### SHORT EXERCISE
Reproduce the listing that follows with no differences at all.

### INPUT FOR THIS TASK

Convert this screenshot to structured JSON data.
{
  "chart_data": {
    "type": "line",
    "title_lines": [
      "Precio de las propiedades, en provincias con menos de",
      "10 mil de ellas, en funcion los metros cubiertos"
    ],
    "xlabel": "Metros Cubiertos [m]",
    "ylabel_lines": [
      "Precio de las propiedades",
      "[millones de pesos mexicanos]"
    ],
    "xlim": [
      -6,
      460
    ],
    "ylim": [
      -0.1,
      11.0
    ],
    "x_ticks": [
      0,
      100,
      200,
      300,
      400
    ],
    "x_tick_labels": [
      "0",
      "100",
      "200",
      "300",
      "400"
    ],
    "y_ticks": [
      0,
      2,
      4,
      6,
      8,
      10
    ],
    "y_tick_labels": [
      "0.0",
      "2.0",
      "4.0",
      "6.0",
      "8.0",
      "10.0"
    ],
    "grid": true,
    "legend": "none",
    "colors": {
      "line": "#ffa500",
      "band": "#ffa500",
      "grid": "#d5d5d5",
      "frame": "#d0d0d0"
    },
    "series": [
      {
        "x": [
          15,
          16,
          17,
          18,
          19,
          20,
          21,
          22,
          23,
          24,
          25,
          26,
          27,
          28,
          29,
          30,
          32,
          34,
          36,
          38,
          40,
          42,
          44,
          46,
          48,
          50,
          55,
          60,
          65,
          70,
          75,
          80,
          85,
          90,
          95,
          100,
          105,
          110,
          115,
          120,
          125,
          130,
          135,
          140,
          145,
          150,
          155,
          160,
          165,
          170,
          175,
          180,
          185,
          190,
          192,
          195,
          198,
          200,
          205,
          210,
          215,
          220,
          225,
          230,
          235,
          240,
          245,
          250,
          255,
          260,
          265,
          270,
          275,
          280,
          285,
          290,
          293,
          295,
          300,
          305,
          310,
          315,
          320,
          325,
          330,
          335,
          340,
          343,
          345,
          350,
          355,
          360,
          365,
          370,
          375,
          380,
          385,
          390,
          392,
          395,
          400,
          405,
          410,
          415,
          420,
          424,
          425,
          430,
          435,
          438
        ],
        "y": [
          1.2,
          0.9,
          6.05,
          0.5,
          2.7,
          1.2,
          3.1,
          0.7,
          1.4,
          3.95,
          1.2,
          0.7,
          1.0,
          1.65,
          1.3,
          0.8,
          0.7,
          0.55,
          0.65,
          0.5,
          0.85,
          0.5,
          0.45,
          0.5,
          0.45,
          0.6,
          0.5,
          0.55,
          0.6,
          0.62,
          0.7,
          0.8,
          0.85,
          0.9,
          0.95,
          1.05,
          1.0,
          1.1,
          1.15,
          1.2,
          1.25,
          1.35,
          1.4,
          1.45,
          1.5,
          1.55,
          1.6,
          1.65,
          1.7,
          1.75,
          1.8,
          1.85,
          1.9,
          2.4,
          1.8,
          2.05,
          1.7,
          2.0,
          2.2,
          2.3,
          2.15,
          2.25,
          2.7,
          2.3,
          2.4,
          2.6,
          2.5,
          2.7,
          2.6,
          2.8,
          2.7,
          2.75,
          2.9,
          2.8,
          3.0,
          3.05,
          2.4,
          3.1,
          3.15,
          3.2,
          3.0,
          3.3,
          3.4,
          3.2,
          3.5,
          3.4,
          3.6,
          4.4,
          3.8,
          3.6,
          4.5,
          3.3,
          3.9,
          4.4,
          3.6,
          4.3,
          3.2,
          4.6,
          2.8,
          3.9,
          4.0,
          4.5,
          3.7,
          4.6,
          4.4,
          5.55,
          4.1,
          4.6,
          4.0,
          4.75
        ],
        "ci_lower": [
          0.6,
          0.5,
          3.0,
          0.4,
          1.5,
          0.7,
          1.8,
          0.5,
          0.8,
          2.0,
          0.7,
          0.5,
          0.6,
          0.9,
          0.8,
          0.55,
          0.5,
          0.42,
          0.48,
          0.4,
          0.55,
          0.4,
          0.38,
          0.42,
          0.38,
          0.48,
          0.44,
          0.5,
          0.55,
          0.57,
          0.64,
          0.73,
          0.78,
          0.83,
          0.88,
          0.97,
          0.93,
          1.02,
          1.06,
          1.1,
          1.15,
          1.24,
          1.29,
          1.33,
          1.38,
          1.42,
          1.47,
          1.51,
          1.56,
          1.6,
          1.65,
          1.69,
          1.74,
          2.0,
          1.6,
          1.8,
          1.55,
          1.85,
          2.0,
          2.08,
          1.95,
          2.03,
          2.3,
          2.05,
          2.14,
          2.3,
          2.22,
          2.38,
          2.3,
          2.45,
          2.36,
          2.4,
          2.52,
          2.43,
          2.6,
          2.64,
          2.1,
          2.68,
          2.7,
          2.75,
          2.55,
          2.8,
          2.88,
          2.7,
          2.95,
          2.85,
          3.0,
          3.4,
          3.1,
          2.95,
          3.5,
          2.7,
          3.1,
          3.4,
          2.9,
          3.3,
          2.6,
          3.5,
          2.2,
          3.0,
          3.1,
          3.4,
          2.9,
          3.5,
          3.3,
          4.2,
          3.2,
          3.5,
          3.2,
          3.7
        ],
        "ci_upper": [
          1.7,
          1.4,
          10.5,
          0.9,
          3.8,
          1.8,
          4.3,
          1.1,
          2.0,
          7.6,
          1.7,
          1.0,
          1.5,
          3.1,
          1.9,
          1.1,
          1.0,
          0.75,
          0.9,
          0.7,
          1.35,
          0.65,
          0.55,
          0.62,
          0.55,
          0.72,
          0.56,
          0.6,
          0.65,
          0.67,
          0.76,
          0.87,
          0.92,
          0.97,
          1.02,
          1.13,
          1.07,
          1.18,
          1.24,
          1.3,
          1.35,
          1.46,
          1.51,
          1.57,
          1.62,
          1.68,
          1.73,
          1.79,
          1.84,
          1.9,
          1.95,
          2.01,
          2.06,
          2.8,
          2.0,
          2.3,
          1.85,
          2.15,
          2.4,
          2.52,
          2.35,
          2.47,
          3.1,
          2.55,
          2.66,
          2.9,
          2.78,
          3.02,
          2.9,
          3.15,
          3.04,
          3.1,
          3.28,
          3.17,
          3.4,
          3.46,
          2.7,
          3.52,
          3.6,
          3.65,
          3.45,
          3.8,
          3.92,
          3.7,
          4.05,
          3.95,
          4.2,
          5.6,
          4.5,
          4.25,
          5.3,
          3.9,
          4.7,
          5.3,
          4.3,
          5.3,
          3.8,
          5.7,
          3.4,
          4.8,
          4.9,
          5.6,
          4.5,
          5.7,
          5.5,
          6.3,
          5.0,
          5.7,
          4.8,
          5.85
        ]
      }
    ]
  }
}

### ANSWER TO THIS TASK
Convert this screenshot to structured JSON data.
{
  "chart_data": {
    "type": "line",
    "title_lines": [
      "Precio de las propiedades, en provincias con menos de",
      "10 mil de ellas, en funcion los metros cubiertos"
    ],
    "xlabel": "Metros Cubiertos [m]",
    "ylabel_lines": [
      "Precio de las propiedades",
      "[millones de pesos mexicanos]"
    ],
    "xlim": [
      -6,
      460
    ],
    "ylim": [
      -0.1,
      11.0
    ],
    "x_ticks": [
      0,
      100,
      200,
      300,
      400
    ],
    "x_tick_labels": [
      "0",
      "100",
      "200",
      "300",
      "400"
    ],
    "y_ticks": [
      0,
      2,
      4,
      6,
      8,
      10
    ],
    "y_tick_labels": [
      "0.0",
      "2.0",
      "4.0",
      "6.0",
      "8.0",
      "10.0"
    ],
    "grid": true,
    "legend": "none",
    "colors": {
      "line": "#ffa500",
      "band": "#ffa500",
      "grid": "#d5d5d5",
      "frame": "#d0d0d0"
    },
    "series": [
      {
        "x": [
          15,
          16,
          17,
          18,
          19,
          20,
          21,
          22,
          23,
          24,
          25,
          26,
          27,
          28,
          29,
          30,
          32,
          34,
          36,
          38,
          40,
          42,
          44,
          46,
          48,
          50,
          55,
          60,
          65,
          70,
          75,
          80,
          85,
          90,
          95,
          100,
          105,
          110,
          115,
          120,
          125,
          130,
          135,
          140,
          145,
          150,
          155,
          160,
          165,
          170,
          175,
          180,
          185,
          190,
          192,
          195,
          198,
          200,
          205,
          210,
          215,
          220,
          225,
          230,
          235,
          240,
          245,
          250,
          255,
          260,
          265,
          270,
          275,
          280,
          285,
          290,
          293,
          295,
          300,
          305,
          310,
          315,
          320,
          325,
          330,
          335,
          340,
          343,
          345,
          350,
          355,
          360,
          365,
          370,
          375,
          380,
          385,
          390,
          392,
          395,
          400,
          405,
          410,
          415,
          420,
          424,
          425,
          430,
          435,
          438
        ],
        "y": [
          1.2,
          0.9,
          6.05,
          0.5,
          2.7,
          1.2,
          3.1,
          0.7,
          1.4,
          3.95,
          1.2,
          0.7,
          1.0,
          1.65,
          1.3,
          0.8,
          0.7,
          0.55,
          0.65,
          0.5,
          0.85,
          0.5,
          0.45,
          0.5,
          0.45,
          0.6,
          0.5,
          0.55,
          0.6,
          0.62,
          0.7,
          0.8,
          0.85,
          0.9,
          0.95,
          1.05,
          1.0,
          1.1,
          1.15,
          1.2,
          1.25,
          1.35,
          1.4,
          1.45,
          1.5,
          1.55,
          1.6,
          1.65,
          1.7,
          1.75,
          1.8,
          1.85,
          1.9,
          2.4,
          1.8,
          2.05,
          1.7,
          2.0,
          2.2,
          2.3,
          2.15,
          2.25,
          2.7,
          2.3,
          2.4,
          2.6,
          2.5,
          2.7,
          2.6,
          2.8,
          2.7,
          2.75,
          2.9,
          2.8,
          3.0,
          3.05,
          2.4,
          3.1,
          3.15,
          3.2,
          3.0,
          3.3,
          3.4,
          3.2,
          3.5,
          3.4,
          3.6,
          4.4,
          3.8,
          3.6,
          4.5,
          3.3,
          3.9,
          4.4,
          3.6,
          4.3,
          3.2,
          4.6,
          2.8,
          3.9,
          4.0,
          4.5,
          3.7,
          4.6,
          4.4,
          5.55,
          4.1,
          4.6,
          4.0,
          4.75
        ],
        "ci_lower": [
          0.6,
          0.5,
          3.0,
          0.4,
          1.5,
          0.7,
          1.8,
          0.5,
          0.8,
          2.0,
          0.7,
          0.5,
          0.6,
          0.9,
          0.8,
          0.55,
          0.5,
          0.42,
          0.48,
          0.4,
          0.55,
          0.4,
          0.38,
          0.42,
          0.38,
          0.48,
          0.44,
          0.5,
          0.55,
          0.57,
          0.64,
          0.73,
          0.78,
          0.83,
          0.88,
          0.97,
          0.93,
          1.02,
          1.06,
          1.1,
          1.15,
          1.24,
          1.29,
          1.33,
          1.38,
          1.42,
          1.47,
          1.51,
          1.56,
          1.6,
          1.65,
          1.69,
          1.74,
          2.0,
          1.6,
          1.8,
          1.55,
          1.85,
          2.0,
          2.08,
          1.95,
          2.03,
          2.3,
          2.05,
          2.14,
          2.3,
          2.22,
          2.38,
          2.3,
          2.45,
          2.36,
          2.4,
          2.52,
          2.43,
          2.6,
          2.64,
          2.1,
          2.68,
          2.7,
          2.75,
          2.55,
          2.8,
          2.88,
          2.7,
          2.95,
          2.85,
          3.0,
          3.4,
          3.1,
          2.95,
          3.5,
          2.7,
          3.1,
          3.4,
          2.9,
          3.3,
          2.6,
          3.5,
          2.2,
          3.0,
          3.1,
          3.4,
          2.9,
          3.5,
          3.3,
          4.2,
          3.2,
          3.5,
          3.2,
          3.7
        ],
        "ci_upper": [
          1.7,
          1.4,
          10.5,
          0.9,
          3.8,
          1.8,
          4.3,
          1.1,
          2.0,
          7.6,
          1.7,
          1.0,
          1.5,
          3.1,
          1.9,
          1.1,
          1.0,
          0.75,
          0.9,
          0.7,
          1.35,
          0.65,
          0.55,
          0.62,
          0.55,
          0.72,
          0.56,
          0.6,
          0.65,
          0.67,
          0.76,
          0.87,
          0.92,
          0.97,
          1.02,
          1.13,
          1.07,
          1.18,
          1.24,
          1.3,
          1.35,
          1.46,
          1.51,
          1.57,
          1.62,
          1.68,
          1.73,
          1.79,
          1.84,
          1.9,
          1.95,
          2.01,
          2.06,
          2.8,
          2.0,
          2.3,
          1.85,
          2.15,
          2.4,
          2.52,
          2.35,
          2.47,
          3.1,
          2.55,
          2.66,
          2.9,
          2.78,
          3.02,
          2.9,
          3.15,
          3.04,
          3.1,
          3.28,
          3.17,
          3.4,
          3.46,
          2.7,
          3.52,
          3.6,
          3.65,
          3.45,
          3.8,
          3.92,
          3.7,
          4.05,
          3.95,
          4.2,
          5.6,
          4.5,
          4.25,
          5.3,
          3.9,
          4.7,
          5.3,
          4.3,
          5.3,
          3.8,
          5.7,
          3.4,
          4.8,
          4.9,
          5.6,
          4.5,
          5.7,
          5.5,
          6.3,
          5.0,
          5.7,
          4.8,
          5.85
        ]
      }
    ]
  }
}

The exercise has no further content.